→ TASK STATEMENT:
Copy out every line of the records where the string "channel" occurs.

[Figure data in JSON]
+++
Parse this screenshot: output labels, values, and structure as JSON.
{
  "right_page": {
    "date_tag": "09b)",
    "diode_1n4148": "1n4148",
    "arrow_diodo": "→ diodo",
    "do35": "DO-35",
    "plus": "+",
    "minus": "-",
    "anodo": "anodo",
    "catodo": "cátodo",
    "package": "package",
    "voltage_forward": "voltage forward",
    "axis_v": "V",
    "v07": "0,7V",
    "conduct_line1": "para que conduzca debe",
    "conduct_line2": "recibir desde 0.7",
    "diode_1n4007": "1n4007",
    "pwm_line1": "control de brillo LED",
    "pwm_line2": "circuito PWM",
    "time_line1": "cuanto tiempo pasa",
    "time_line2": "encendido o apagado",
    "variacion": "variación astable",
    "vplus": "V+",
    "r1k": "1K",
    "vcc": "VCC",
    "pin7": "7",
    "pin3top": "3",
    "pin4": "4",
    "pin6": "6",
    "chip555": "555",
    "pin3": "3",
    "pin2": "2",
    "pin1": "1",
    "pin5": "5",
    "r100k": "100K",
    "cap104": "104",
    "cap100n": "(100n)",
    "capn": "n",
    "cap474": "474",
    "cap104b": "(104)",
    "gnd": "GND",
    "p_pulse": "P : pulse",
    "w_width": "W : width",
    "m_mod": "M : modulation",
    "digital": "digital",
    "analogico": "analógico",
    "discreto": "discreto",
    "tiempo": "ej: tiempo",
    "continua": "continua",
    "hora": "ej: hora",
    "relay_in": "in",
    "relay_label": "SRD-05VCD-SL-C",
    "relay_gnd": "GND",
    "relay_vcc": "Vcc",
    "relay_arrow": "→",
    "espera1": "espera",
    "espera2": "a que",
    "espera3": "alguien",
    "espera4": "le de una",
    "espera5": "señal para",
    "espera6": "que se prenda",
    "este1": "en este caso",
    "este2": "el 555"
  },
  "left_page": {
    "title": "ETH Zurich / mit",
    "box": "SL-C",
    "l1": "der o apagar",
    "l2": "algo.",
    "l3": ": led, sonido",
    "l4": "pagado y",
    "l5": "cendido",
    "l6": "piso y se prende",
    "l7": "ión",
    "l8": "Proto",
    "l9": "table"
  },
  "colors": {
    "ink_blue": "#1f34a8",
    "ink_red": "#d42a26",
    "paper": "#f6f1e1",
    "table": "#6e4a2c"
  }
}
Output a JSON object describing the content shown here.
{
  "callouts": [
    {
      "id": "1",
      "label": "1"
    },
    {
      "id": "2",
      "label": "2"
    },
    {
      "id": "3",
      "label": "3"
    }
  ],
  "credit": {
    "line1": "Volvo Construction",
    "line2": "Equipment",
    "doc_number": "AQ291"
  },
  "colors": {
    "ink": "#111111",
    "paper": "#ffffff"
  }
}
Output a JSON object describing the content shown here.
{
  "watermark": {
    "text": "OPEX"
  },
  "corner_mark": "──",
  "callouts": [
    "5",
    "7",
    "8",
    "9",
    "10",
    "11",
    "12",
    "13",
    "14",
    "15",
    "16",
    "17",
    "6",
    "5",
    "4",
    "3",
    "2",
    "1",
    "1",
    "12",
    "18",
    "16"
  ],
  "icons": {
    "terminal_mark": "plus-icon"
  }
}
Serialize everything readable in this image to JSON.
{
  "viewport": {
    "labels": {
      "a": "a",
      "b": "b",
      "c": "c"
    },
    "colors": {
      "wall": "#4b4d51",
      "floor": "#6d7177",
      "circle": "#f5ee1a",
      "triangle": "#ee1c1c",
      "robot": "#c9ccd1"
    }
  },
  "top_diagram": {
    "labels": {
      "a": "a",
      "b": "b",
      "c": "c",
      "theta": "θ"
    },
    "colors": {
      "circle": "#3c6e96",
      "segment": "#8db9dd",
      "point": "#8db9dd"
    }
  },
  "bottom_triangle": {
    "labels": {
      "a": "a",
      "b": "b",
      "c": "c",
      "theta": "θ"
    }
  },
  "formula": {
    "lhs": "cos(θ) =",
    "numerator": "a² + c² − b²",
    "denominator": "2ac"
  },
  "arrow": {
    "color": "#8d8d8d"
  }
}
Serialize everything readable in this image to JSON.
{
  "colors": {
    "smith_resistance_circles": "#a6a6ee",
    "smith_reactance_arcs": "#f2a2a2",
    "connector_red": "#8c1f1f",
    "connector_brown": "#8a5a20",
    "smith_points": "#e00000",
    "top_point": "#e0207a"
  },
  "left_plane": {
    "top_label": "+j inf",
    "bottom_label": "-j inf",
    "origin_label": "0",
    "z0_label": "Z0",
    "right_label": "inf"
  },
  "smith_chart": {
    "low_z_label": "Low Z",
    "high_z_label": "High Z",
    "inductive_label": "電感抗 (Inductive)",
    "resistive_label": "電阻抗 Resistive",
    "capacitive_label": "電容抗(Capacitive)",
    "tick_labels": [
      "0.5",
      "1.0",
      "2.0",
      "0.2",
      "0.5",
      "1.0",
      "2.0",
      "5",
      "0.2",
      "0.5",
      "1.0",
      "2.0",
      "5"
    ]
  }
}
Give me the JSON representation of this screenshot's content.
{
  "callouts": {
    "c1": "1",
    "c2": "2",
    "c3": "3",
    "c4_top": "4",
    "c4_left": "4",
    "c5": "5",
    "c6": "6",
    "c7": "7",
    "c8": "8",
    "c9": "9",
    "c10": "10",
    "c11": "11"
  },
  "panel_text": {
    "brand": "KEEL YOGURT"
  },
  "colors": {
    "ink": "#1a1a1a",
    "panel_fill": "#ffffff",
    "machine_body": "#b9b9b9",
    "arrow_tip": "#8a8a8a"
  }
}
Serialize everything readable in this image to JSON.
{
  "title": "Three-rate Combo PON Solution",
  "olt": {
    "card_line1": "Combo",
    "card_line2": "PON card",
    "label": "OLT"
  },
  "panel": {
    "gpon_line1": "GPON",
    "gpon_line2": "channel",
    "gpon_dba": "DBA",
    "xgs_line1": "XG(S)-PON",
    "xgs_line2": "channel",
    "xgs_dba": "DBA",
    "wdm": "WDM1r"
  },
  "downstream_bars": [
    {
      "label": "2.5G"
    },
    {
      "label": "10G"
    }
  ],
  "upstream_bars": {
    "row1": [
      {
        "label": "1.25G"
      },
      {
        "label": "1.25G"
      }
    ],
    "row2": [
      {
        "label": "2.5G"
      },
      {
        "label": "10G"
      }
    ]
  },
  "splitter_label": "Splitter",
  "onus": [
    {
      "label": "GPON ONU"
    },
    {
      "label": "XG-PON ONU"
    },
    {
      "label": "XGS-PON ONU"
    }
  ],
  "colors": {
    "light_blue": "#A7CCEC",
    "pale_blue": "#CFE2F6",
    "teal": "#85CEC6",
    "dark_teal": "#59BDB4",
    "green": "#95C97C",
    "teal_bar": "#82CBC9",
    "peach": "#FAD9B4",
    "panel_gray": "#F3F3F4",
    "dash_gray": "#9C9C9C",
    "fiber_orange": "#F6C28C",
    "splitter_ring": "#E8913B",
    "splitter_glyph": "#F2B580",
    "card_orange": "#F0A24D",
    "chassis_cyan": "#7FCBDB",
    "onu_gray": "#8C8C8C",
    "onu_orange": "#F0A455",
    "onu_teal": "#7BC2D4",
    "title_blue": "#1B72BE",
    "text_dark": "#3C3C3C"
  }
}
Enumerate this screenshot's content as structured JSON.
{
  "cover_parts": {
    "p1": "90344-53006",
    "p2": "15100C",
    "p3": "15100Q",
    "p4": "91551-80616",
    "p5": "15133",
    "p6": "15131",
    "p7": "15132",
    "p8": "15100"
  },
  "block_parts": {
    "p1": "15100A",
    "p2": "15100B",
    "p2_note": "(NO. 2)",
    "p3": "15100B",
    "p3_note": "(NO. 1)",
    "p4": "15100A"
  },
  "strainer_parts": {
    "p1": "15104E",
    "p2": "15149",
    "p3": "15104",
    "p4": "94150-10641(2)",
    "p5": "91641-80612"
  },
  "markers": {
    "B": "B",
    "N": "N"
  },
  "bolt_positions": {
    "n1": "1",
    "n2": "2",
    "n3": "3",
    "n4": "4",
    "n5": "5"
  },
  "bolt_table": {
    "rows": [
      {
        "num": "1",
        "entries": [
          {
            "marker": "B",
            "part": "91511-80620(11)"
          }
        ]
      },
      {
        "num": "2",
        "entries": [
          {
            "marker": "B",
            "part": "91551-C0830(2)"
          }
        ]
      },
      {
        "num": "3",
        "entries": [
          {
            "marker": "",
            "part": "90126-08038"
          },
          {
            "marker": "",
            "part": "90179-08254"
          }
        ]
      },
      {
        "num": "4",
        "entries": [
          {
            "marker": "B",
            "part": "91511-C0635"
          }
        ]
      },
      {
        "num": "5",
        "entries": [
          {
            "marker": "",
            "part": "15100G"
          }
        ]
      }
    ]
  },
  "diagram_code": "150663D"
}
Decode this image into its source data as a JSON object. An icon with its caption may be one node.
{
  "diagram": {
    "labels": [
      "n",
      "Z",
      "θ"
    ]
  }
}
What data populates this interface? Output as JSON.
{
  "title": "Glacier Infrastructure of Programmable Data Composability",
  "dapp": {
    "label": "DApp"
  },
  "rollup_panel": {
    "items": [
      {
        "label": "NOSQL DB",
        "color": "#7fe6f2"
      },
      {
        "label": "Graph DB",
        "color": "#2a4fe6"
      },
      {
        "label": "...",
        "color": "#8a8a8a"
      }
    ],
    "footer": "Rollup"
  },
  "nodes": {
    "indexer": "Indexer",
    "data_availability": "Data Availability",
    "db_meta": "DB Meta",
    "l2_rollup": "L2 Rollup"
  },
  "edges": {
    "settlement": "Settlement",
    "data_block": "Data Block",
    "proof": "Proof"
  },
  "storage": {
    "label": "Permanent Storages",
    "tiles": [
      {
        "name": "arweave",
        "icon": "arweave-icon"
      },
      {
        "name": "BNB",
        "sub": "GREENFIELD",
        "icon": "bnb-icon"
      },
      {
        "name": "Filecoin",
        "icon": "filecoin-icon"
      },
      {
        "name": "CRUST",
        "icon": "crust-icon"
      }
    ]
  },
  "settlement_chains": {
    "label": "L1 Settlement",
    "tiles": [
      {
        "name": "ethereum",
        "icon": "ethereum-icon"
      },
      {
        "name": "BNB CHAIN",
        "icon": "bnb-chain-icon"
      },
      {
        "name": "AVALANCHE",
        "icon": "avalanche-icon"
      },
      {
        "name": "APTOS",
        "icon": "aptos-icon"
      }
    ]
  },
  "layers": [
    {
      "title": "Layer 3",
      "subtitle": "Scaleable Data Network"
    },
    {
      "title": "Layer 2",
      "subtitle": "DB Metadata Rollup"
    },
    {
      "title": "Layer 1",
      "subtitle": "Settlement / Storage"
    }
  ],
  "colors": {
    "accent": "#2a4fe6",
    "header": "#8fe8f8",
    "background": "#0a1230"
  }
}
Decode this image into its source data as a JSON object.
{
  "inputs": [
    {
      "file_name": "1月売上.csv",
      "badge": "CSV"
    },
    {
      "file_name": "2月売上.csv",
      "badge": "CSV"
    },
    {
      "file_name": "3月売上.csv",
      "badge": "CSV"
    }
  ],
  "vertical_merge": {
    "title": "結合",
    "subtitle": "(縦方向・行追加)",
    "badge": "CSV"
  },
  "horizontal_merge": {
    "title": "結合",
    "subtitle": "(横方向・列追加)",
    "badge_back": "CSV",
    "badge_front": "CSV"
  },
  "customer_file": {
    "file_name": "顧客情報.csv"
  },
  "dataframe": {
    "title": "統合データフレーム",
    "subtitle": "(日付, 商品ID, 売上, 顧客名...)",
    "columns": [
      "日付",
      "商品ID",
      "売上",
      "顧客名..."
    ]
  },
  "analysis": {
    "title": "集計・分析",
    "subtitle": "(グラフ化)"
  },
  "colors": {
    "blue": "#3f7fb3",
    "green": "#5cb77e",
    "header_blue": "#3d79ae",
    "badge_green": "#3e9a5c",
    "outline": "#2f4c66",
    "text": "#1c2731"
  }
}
+++
→ THE RESPONSE:
    "gpon_line2": "channel",
    "xgs_line2": "channel",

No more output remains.